§ **수행할 작업**
1 - 황칠나무 미백 조성물에 관한 발췌문에서 세포 외 베지클이 유래하는 황칠나무의 부위를 모두 나열하십시오.
2 - 황칠나무 미백 조성물에 관한 발췌문의 마지막 문장 다음부터 글을 이어서 작성하십시오.

§ **문서 발췌문**
::::::::::

본 발명은 황칠나무 유래 세포 외 베지클(extracellular vesicle)을 유효성분으로 포함하는 피부의 미백용 화장료 조성물에 관한 것으로, 바람직하게는 황칠나무 잎 유래 세포 외 베지클; 또는 황칠나무 잎 유래 세포 외 베지클 및 줄기 유래 세포 외 베지클의 혼합물을 유효성분으로 포함하는 미백용 화장료 조성물에 관한 것이다. 본 발명에 따른 황칠나무의 잎, 줄기 또는 수액 유래 세포 외 베지클 및 각각의 세포 외 베지클의 혼합물은 멜라닌 합성, 티로시나아제 활성을 억제하여 미백 효과를 나타내고, 황칠나무 잎 유래 세포 외 베지클은 황칠나무 잎의 에탄올 추출물에 비해 멜라닌 합성 저해 및 티로시나아제 활성 저해 효과가 뛰어난 것을 확인하였다. 또한, 황칠나무 잎 유래 세포 외 베지클; 및 황칠나무 잎 및 줄기 유래 세포 외 베지클의 혼합물은 세포 독성이 없는 것으로 나타나 피부의 미백용 화장료 조성물로 유용하게 사용될 수 있다.

::::::::::

§ **분석 대상 자료**
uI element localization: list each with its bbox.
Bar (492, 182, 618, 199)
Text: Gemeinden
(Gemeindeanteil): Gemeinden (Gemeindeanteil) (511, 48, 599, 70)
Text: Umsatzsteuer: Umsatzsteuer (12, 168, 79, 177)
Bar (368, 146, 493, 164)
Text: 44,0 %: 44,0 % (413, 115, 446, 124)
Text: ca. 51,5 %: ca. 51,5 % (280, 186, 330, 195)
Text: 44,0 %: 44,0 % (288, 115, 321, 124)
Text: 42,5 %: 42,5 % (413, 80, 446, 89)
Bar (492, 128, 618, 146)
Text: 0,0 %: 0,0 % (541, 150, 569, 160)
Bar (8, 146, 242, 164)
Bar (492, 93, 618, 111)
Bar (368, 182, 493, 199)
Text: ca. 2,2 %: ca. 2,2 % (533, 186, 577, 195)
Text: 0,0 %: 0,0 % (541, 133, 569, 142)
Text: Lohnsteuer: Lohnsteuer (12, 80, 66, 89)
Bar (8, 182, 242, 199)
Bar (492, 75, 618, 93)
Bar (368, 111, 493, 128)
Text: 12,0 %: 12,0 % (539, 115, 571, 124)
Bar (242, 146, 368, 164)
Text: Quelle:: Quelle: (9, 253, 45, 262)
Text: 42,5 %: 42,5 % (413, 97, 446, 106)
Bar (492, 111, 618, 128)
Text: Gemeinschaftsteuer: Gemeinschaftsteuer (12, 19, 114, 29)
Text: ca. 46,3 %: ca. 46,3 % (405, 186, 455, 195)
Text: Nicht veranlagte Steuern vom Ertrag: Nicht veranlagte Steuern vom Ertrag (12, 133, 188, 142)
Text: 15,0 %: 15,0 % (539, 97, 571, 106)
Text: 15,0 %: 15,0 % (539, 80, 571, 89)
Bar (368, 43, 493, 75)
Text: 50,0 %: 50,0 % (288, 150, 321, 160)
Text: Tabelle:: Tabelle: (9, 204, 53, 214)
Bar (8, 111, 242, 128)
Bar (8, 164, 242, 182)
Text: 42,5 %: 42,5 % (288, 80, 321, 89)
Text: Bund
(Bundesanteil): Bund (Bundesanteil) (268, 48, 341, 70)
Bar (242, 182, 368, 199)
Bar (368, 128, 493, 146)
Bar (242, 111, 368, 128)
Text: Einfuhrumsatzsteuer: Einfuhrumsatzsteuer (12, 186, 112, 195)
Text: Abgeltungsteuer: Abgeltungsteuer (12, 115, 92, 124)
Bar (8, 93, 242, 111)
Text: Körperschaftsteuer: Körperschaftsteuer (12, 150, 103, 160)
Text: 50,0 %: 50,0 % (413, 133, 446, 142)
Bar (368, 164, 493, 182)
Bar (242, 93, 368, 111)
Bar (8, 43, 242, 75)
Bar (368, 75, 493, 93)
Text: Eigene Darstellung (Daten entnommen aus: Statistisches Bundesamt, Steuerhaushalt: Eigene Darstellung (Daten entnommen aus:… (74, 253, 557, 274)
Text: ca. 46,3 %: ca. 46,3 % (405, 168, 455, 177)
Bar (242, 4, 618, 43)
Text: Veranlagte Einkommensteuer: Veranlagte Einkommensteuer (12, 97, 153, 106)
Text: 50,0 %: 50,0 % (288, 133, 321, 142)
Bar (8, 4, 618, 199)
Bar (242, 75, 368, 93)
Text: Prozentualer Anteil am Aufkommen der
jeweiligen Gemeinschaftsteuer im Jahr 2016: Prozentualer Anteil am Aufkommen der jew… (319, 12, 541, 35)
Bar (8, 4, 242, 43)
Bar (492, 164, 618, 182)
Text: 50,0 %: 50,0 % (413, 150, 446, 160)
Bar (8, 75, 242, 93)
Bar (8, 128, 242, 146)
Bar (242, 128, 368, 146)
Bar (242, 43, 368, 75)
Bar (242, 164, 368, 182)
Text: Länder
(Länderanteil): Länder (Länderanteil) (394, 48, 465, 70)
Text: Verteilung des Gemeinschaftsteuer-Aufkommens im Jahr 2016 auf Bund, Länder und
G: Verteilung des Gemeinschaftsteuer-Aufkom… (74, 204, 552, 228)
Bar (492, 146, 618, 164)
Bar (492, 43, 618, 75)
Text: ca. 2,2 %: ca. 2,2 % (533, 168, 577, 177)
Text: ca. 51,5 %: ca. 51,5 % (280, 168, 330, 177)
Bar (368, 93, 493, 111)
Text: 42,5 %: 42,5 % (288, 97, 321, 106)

::::::::::

§ **작업별 결과**
1 - 잎, 줄기, 수액

2 -
Description

황칠나무 유래의 세포 외 베지클을 유효성분으로 포함하는 미백용 화장료 조성물 {Whitening cosmetic composition comprising an extracellular vesicles from Dendropanax morbifera as an active ingredient}
본 발명은 황칠나무에서 분리한 세포 외 베지클을 유효성분으로 포함하는 미백 화장료 조성물에 관한 것으로서, 보다 상세하게는 황칠나무의 잎, 줄기, 또는 수액 유래 세포 외 베지클을 유효성분으로 포함하는 미백 화장료 조성물에 관한 것이다.
피부는 외부 환경으로부터 인체를 보호하며 생화학적이고 물리적인 기능을 가지는 아주 중요한 조직이다. 이 조직은 표피(epidermis), 진피(dermis) 및 피하(hypodermis)로 이루어 졌으며, 멜라닌은 피부의 표피에 존재하는 색소로서, 표피의 기저층에 존재하는 멜라노사이트(melanocyte)로 부터 만들어져 케라티노사이트(keratinocyte)라는 표피 세포로 이동한다.
멜라닌세포는 tyrosinase와 tyrosinase related protein-1 (TRP-1), Tyrosinase related protein-2 (TRP-2, DCT) 3개의 key 효소들에 의해 생성되며, tyrosinase는 tyrosine을 가수분해하여 3,4-dihydroxy-phenylalanine(DOPA), DOPA quinone으로 변환되어 붉은 계열의 eumelanin과 갈색계열의 pheomelanin이 합성된다.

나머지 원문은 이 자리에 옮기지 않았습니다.